Short problem: Copy every line, leaving nothing out and adding nothing.
>> Start Task data
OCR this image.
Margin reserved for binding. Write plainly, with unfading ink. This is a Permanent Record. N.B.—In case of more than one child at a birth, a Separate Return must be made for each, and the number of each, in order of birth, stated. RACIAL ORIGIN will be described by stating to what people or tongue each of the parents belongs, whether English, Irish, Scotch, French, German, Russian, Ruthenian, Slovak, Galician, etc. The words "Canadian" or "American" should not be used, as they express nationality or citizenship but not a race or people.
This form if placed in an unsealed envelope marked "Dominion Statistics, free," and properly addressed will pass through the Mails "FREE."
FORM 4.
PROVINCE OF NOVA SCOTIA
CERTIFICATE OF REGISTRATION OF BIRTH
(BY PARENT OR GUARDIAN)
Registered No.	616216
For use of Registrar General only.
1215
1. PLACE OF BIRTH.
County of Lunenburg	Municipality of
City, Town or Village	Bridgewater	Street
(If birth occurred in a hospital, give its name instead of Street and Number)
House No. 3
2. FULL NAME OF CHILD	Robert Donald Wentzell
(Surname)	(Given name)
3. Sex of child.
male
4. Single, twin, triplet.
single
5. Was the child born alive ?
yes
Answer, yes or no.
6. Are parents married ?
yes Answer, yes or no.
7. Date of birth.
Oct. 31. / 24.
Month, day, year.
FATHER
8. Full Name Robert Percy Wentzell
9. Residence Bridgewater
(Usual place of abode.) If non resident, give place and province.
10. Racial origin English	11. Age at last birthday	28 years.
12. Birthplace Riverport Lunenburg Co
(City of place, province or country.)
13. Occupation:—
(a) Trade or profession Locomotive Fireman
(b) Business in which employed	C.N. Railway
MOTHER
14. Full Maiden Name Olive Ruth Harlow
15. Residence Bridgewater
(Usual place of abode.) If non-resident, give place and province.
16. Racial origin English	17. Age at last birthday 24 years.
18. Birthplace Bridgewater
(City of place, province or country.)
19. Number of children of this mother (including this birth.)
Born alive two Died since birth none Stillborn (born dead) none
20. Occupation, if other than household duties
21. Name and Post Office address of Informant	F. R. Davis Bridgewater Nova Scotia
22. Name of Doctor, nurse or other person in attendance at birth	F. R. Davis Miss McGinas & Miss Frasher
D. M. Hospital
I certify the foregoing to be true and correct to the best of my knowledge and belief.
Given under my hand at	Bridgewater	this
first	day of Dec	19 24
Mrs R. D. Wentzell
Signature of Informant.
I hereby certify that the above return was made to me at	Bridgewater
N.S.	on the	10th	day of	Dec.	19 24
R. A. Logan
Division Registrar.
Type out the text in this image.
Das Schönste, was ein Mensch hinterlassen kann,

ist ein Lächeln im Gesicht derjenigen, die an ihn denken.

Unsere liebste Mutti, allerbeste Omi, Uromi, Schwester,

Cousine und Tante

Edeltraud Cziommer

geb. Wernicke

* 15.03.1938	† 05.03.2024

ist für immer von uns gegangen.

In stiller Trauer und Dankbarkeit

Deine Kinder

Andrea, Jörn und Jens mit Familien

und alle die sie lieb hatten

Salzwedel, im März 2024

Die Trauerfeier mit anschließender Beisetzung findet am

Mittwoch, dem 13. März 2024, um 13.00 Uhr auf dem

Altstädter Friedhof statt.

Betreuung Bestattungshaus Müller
>> End Task data
Solution:
OCR this image.
Margin reserved for binding. Write plainly, with unfading ink. This is a Permanent Record. N.B.—In case of more than one child at a birth, a Separate Return must be made for each, and the number of each, in order of birth, stated. RACIAL ORIGIN will be described by stating to what people or tongue each of the parents belongs, whether English, Irish, Scotch, French, German, Russian, Ruthenian, Slovak, Galician, etc. The words "Canadian" or "American" should not be used, as they express nationality or citizenship but not a race or people.
This form if placed in an unsealed envelope marked "Dominion Statistics, free," and properly addressed will pass through the Mails "FREE."
FORM 4.
PROVINCE OF NOVA SCOTIA
CERTIFICATE OF REGISTRATION OF BIRTH
(BY PARENT OR GUARDIAN)
Registered No.	616216
For use of Registrar General only.
1215
1. PLACE OF BIRTH.
County of Lunenburg	Municipality of
City, Town or Village	Bridgewater	Street
(If birth occurred in a hospital, give its name instead of Street and Number)
House No. 3
2. FULL NAME OF CHILD	Robert Donald Wentzell
(Surname)	(Given name)
3. Sex of child.
male
4. Single, twin, triplet.
single
5. Was the child born alive ?
yes
Answer, yes or no.
6. Are parents married ?
yes Answer, yes or no.
7. Date of birth.
Oct. 31. / 24.
Month, day, year.
FATHER
8. Full Name Robert Percy Wentzell
9. Residence Bridgewater
(Usual place of abode.) If non resident, give place and province.
10. Racial origin English	11. Age at last birthday	28 years.
12. Birthplace Riverport Lunenburg Co
(City of place, province or country.)
13. Occupation:—
(a) Trade or profession Locomotive Fireman
(b) Business in which employed	C.N. Railway
MOTHER
14. Full Maiden Name Olive Ruth Harlow
15. Residence Bridgewater
(Usual place of abode.) If non-resident, give place and province.
16. Racial origin English	17. Age at last birthday 24 years.
18. Birthplace Bridgewater
(City of place, province or country.)
19. Number of children of this mother (including this birth.)
Born alive two Died since birth none Stillborn (born dead) none
20. Occupation, if other than household duties
21. Name and Post Office address of Informant	F. R. Davis Bridgewater Nova Scotia
22. Name of Doctor, nurse or other person in attendance at birth	F. R. Davis Miss McGinas & Miss Frasher
D. M. Hospital
I certify the foregoing to be true and correct to the best of my knowledge and belief.
Given under my hand at	Bridgewater	this
first	day of Dec	19 24
Mrs R. D. Wentzell
Signature of Informant.
I hereby certify that the above return was made to me at	Bridgewater
N.S.	on the	10th	day of	Dec.	19 24
R. A. Logan
Division Registrar.
Type out the text in this image.
Das Schönste, was ein Mensch hinterlassen kann,

ist ein Lächeln im Gesicht derjenigen, die an ihn denken.

Unsere liebste Mutti, allerbeste Omi, Uromi, Schwester,

Cousine und Tante

Edeltraud Cziommer

geb. Wernicke

* 15.03.1938	† 05.03.2024

ist für immer von uns gegangen.

In stiller Trauer und Dankbarkeit

Deine Kinder

Andrea, Jörn und Jens mit Familien

und alle die sie lieb hatten

Salzwedel, im März 2024

Die Trauerfeier mit anschließender Beisetzung findet am

Mittwoch, dem 13. März 2024, um 13.00 Uhr auf dem

Altstädter Friedhof statt.

Betreuung Bestattungshaus Müller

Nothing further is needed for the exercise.